• **WRITTEN TASK**
Pick out all lines with the word "title" from the records that follow.

• **INPUT**
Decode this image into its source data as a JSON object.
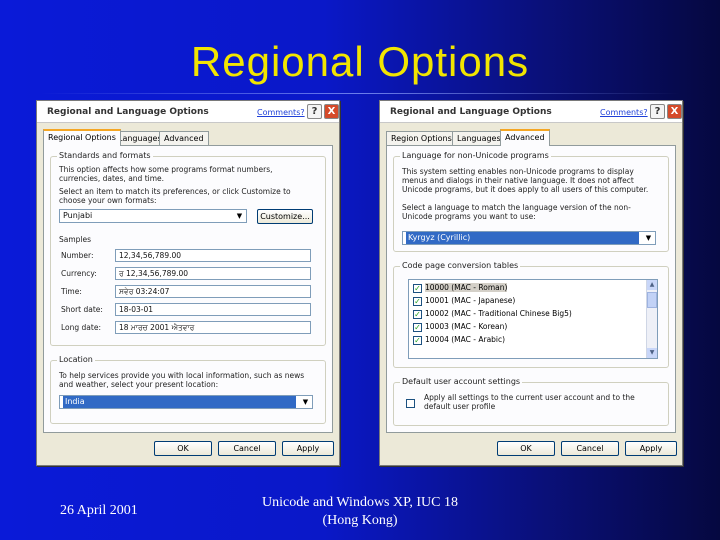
{
  "slide": {
    "title": "Regional Options",
    "footer_date": "26 April 2001",
    "footer_center_line1": "Unicode and Windows XP, IUC 18",
    "footer_center_line2": "(Hong Kong)",
    "colors": {
      "background": "#0a1ad8",
      "title": "#f2e500"
    }
  },
  "left_dialog": {
    "title": "Regional and Language Options",
    "comments": "Comments?",
    "help_label": "?",
    "close_label": "X",
    "tabs": [
      "Regional Options",
      "Languages",
      "Advanced"
    ],
    "active_tab": "Regional Options",
    "standards_group": "Standards and formats",
    "standards_desc": "This option affects how some programs format numbers, currencies, dates, and time.",
    "select_item_text": "Select an item to match its preferences, or click Customize to choose your own formats:",
    "format_value": "Punjabi",
    "customize_button": "Customize...",
    "samples_label": "Samples",
    "samples": [
      {
        "label": "Number:",
        "value": "12,34,56,789.00"
      },
      {
        "label": "Currency:",
        "value": "ਰ 12,34,56,789.00"
      },
      {
        "label": "Time:",
        "value": "ਸਵੇਰ 03:24:07"
      },
      {
        "label": "Short date:",
        "value": "18-03-01"
      },
      {
        "label": "Long date:",
        "value": "18 ਮਾਰਚ 2001 ਐਤਵਾਰ"
      }
    ],
    "location_group": "Location",
    "location_desc": "To help services provide you with local information, such as news and weather, select your present location:",
    "location_value": "India",
    "buttons": {
      "ok": "OK",
      "cancel": "Cancel",
      "apply": "Apply"
    }
  },
  "right_dialog": {
    "title": "Regional and Language Options",
    "comments": "Comments?",
    "help_label": "?",
    "close_label": "X",
    "tabs": [
      "Region Options",
      "Languages",
      "Advanced"
    ],
    "active_tab": "Advanced",
    "nonunicode_group": "Language for non-Unicode programs",
    "nonunicode_desc": "This system setting enables non-Unicode programs to display menus and dialogs in their native language. It does not affect Unicode programs, but it does apply to all users of this computer.",
    "select_lang_text": "Select a language to match the language version of the non-Unicode programs you want to use:",
    "language_value": "Kyrgyz (Cyrillic)",
    "codepage_group": "Code page conversion tables",
    "codepages": [
      "10000 (MAC - Roman)",
      "10001 (MAC - Japanese)",
      "10002 (MAC - Traditional Chinese Big5)",
      "10003 (MAC - Korean)",
      "10004 (MAC - Arabic)"
    ],
    "default_group": "Default user account settings",
    "default_checkbox": "Apply all settings to the current user account and to the default user profile",
    "buttons": {
      "ok": "OK",
      "cancel": "Cancel",
      "apply": "Apply"
    }
  }
}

• **OUTPUT BELOW**
    "title": "Regional Options",
      "title": "#f2e500"
    "title": "Regional and Language Options",
    "title": "Regional and Language Options",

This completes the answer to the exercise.